Give a verbatim quotation of every record.

> _MATERIAL SUPPLIED_
· · · ·

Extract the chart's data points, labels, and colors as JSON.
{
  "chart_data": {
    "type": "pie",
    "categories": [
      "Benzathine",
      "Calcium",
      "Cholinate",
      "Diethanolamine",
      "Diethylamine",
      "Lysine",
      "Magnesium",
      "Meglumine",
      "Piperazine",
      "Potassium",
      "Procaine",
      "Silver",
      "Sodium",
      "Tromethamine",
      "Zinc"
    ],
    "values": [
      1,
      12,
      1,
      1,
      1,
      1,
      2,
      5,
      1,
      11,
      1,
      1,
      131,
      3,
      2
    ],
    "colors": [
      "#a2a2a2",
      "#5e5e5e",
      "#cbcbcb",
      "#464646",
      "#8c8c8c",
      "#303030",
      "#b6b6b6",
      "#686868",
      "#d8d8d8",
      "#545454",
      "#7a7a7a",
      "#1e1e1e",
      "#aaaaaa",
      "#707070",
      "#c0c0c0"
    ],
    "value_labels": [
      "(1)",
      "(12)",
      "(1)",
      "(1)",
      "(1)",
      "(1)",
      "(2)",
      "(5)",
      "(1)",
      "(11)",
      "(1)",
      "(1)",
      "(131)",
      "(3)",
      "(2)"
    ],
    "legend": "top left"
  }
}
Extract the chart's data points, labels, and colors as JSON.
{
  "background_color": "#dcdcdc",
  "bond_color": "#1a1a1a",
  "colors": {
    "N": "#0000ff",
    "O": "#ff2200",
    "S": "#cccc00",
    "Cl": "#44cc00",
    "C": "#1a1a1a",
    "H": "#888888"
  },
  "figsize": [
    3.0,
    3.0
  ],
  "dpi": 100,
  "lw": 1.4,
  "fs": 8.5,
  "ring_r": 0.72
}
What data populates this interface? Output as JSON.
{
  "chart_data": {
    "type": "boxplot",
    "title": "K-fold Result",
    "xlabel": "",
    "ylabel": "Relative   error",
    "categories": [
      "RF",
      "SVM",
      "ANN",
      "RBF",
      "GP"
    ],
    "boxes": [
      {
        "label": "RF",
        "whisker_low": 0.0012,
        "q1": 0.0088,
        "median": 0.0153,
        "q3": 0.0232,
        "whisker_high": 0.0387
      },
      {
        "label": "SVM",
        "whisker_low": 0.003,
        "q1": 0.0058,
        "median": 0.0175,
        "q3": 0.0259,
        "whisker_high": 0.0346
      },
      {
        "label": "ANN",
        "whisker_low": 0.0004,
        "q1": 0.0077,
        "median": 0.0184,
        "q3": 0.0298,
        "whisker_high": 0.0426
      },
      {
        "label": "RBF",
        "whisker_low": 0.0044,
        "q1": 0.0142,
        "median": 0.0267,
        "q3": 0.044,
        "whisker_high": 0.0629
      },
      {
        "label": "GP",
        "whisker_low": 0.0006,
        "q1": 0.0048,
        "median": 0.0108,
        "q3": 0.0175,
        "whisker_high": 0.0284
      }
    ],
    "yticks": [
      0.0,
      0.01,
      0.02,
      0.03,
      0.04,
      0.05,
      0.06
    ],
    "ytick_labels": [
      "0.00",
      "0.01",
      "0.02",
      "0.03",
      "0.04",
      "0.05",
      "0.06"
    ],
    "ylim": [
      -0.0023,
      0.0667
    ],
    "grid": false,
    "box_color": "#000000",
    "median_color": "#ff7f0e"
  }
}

· · · ·

> _RESULT FOR THIS TASK_
Extract the chart's data points, labels, and colors as JSON.
{
  "chart_data": {
    "type": "pie",
    "categories": [
      "Benzathine",
      "Calcium",
      "Cholinate",
      "Diethanolamine",
      "Diethylamine",
      "Lysine",
      "Magnesium",
      "Meglumine",
      "Piperazine",
      "Potassium",
      "Procaine",
      "Silver",
      "Sodium",
      "Tromethamine",
      "Zinc"
    ],
    "values": [
      1,
      12,
      1,
      1,
      1,
      1,
      2,
      5,
      1,
      11,
      1,
      1,
      131,
      3,
      2
    ],
    "colors": [
      "#a2a2a2",
      "#5e5e5e",
      "#cbcbcb",
      "#464646",
      "#8c8c8c",
      "#303030",
      "#b6b6b6",
      "#686868",
      "#d8d8d8",
      "#545454",
      "#7a7a7a",
      "#1e1e1e",
      "#aaaaaa",
      "#707070",
      "#c0c0c0"
    ],
    "value_labels": [
      "(1)",
      "(12)",
      "(1)",
      "(1)",
      "(1)",
      "(1)",
      "(2)",
      "(5)",
      "(1)",
      "(11)",
      "(1)",
      "(1)",
      "(131)",
      "(3)",
      "(2)"
    ],
    "legend": "top left"
  }
}
Extract the chart's data points, labels, and colors as JSON.
{
  "background_color": "#dcdcdc",
  "bond_color": "#1a1a1a",
  "colors": {
    "N": "#0000ff",
    "O": "#ff2200",
    "S": "#cccc00",
    "Cl": "#44cc00",
    "C": "#1a1a1a",
    "H": "#888888"
  },
  "figsize": [
    3.0,
    3.0
  ],
  "dpi": 100,
  "lw": 1.4,
  "fs": 8.5,
  "ring_r": 0.72
}
What data populates this interface? Output as JSON.
{
  "chart_data": {
    "type": "boxplot",
    "title": "K-fold Result",
    "xlabel": "",
    "ylabel": "Relative   error",
    "categories": [
      "RF",
      "SVM",
      "ANN",
      "RBF",
      "GP"
    ],
    "boxes": [
      {
        "label": "RF",
        "whisker_low": 0.0012,
        "q1": 0.0088,
        "median": 0.0153,
        "q3": 0.0232,
        "whisker_high": 0.0387
      },
      {
        "label": "SVM",
        "whisker_low": 0.003,
        "q1": 0.0058,
        "median": 0.0175,
        "q3": 0.0259,
        "whisker_high": 0.0346
      },
      {
        "label": "ANN",
        "whisker_low": 0.0004,
        "q1": 0.0077,
        "median": 0.0184,
        "q3": 0.0298,
        "whisker_high": 0.0426
      },
      {
        "label": "RBF",
        "whisker_low": 0.0044,
        "q1": 0.0142,
        "median": 0.0267,
        "q3": 0.044,
        "whisker_high": 0.0629
      },
      {
        "label": "GP",
        "whisker_low": 0.0006,
        "q1": 0.0048,
        "median": 0.0108,
        "q3": 0.0175,
        "whisker_high": 0.0284
      }
    ],
    "yticks": [
      0.0,
      0.01,
      0.02,
      0.03,
      0.04,
      0.05,
      0.06
    ],
    "ytick_labels": [
      "0.00",
      "0.01",
      "0.02",
      "0.03",
      "0.04",
      "0.05",
      "0.06"
    ],
    "ylim": [
      -0.0023,
      0.0667
    ],
    "grid": false,
    "box_color": "#000000",
    "median_color": "#ff7f0e"
  }
}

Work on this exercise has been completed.